Problem: Determine the count of lines holding "document" and give that count alone.

:: Given records

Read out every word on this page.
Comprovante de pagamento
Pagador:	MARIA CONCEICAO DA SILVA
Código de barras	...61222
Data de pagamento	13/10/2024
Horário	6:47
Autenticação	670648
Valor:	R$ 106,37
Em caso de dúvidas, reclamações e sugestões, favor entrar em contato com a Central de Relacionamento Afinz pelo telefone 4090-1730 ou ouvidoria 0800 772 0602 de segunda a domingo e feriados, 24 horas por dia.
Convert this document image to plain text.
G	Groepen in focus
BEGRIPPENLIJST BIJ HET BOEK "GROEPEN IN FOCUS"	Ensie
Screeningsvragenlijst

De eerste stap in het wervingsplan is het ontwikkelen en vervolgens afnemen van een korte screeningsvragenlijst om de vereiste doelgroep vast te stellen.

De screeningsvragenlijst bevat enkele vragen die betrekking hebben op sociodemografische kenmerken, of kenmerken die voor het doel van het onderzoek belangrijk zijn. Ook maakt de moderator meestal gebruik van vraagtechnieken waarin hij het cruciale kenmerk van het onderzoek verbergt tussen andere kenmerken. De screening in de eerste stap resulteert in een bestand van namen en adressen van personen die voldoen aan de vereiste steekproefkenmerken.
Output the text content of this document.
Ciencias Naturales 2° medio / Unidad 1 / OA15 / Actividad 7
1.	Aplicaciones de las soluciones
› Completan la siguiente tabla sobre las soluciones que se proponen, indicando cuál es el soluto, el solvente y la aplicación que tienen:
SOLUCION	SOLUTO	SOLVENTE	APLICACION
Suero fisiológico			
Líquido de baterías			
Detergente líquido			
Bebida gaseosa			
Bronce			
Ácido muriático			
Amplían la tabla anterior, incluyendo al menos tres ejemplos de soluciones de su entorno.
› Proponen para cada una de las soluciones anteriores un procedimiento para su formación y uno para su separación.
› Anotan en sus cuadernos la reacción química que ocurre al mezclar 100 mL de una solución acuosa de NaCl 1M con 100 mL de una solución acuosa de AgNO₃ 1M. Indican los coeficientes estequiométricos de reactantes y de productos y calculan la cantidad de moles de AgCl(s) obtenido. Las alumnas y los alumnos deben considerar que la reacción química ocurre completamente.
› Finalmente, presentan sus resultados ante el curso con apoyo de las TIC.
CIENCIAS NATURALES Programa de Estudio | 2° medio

::::

Exercise output: 2